**** Input rows ****

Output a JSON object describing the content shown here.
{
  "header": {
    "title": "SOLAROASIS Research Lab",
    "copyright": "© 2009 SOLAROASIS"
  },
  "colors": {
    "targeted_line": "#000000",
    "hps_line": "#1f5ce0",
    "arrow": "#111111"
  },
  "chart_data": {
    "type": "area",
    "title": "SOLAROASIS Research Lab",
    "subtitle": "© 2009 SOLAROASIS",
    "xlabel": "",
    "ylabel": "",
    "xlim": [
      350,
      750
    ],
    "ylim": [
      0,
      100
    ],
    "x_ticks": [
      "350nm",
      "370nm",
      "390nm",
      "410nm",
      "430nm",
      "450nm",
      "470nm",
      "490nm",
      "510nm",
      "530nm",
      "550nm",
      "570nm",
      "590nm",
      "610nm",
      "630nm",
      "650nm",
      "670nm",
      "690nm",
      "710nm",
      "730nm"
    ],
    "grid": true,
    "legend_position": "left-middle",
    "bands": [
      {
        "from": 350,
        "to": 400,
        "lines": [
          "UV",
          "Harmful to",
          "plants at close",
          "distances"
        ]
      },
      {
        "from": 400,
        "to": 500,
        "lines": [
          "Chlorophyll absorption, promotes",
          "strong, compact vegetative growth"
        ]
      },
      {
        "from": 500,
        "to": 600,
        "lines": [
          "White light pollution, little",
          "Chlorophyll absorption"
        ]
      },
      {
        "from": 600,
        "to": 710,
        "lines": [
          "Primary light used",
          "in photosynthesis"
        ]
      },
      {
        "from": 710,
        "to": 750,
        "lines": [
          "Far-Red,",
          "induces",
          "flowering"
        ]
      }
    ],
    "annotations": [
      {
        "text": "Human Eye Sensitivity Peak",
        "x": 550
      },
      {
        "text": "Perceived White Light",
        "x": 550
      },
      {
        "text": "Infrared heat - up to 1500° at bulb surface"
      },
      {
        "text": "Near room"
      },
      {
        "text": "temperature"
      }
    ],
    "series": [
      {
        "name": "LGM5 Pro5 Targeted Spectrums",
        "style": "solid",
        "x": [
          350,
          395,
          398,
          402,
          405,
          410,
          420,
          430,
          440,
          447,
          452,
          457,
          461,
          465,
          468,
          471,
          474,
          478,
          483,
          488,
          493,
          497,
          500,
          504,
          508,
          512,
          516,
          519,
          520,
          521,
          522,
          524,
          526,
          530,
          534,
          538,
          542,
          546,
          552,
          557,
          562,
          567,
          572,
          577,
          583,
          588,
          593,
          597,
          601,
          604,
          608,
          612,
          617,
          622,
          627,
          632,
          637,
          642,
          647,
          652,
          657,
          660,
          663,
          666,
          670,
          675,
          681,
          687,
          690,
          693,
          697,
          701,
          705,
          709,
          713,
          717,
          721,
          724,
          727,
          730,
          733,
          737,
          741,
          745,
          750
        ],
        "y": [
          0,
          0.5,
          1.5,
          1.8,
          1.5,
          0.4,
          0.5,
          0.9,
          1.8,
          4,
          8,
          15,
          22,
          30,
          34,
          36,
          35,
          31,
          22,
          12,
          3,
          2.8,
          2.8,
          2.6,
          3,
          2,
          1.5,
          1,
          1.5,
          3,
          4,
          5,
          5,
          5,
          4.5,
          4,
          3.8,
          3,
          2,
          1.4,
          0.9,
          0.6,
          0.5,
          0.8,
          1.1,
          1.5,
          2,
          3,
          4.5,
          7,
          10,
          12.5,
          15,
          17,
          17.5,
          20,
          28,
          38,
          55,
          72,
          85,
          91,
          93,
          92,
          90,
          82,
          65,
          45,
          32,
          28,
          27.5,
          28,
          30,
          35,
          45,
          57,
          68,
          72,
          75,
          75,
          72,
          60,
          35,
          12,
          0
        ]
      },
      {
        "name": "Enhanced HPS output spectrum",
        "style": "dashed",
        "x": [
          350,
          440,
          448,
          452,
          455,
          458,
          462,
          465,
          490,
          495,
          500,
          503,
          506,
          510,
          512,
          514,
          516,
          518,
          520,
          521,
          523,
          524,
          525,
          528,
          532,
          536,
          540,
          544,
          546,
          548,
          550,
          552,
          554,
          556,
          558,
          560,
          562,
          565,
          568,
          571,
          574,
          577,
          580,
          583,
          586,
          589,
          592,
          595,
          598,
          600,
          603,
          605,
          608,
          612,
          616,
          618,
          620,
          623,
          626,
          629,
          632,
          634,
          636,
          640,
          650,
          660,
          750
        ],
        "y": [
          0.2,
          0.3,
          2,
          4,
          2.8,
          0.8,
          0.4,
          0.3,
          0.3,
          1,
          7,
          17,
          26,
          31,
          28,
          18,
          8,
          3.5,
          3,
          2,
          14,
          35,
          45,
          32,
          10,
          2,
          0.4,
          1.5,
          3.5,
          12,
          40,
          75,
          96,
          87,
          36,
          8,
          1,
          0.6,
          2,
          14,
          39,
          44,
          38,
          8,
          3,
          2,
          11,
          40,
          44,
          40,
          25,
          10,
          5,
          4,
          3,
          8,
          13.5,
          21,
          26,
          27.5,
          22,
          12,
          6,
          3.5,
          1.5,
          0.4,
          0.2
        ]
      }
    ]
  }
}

****

*Objective*.
What is the number of lines in these records that contain "from"? Reply with the number only.

*Task response*.
5